WHAT YOU WILL DO: Extract all records. Keep each one exact.
--- START MATERIAL FOR THIS EXERCISE ---
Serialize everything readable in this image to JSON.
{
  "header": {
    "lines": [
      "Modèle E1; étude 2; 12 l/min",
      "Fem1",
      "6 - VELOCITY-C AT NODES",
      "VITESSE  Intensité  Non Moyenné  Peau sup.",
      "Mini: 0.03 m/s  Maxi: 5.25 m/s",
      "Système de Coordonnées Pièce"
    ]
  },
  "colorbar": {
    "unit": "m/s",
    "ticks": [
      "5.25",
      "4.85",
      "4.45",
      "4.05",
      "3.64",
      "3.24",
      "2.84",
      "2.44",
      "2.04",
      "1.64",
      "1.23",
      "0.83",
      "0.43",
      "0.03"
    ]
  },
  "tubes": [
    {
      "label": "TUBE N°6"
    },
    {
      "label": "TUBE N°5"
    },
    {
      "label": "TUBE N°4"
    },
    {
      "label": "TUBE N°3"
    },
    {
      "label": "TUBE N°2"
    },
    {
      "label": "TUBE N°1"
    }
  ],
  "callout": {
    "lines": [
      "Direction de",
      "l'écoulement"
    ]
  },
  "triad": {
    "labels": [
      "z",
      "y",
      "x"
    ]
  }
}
--- END MATERIAL FOR THIS EXERCISE ---
EXERCISE SOLUTION:
Serialize everything readable in this image to JSON.
{
  "header": {
    "lines": [
      "Modèle E1; étude 2; 12 l/min",
      "Fem1",
      "6 - VELOCITY-C AT NODES",
      "VITESSE  Intensité  Non Moyenné  Peau sup.",
      "Mini: 0.03 m/s  Maxi: 5.25 m/s",
      "Système de Coordonnées Pièce"
    ]
  },
  "colorbar": {
    "unit": "m/s",
    "ticks": [
      "5.25",
      "4.85",
      "4.45",
      "4.05",
      "3.64",
      "3.24",
      "2.84",
      "2.44",
      "2.04",
      "1.64",
      "1.23",
      "0.83",
      "0.43",
      "0.03"
    ]
  },
  "tubes": [
    {
      "label": "TUBE N°6"
    },
    {
      "label": "TUBE N°5"
    },
    {
      "label": "TUBE N°4"
    },
    {
      "label": "TUBE N°3"
    },
    {
      "label": "TUBE N°2"
    },
    {
      "label": "TUBE N°1"
    }
  ],
  "callout": {
    "lines": [
      "Direction de",
      "l'écoulement"
    ]
  },
  "triad": {
    "labels": [
      "z",
      "y",
      "x"
    ]
  }
}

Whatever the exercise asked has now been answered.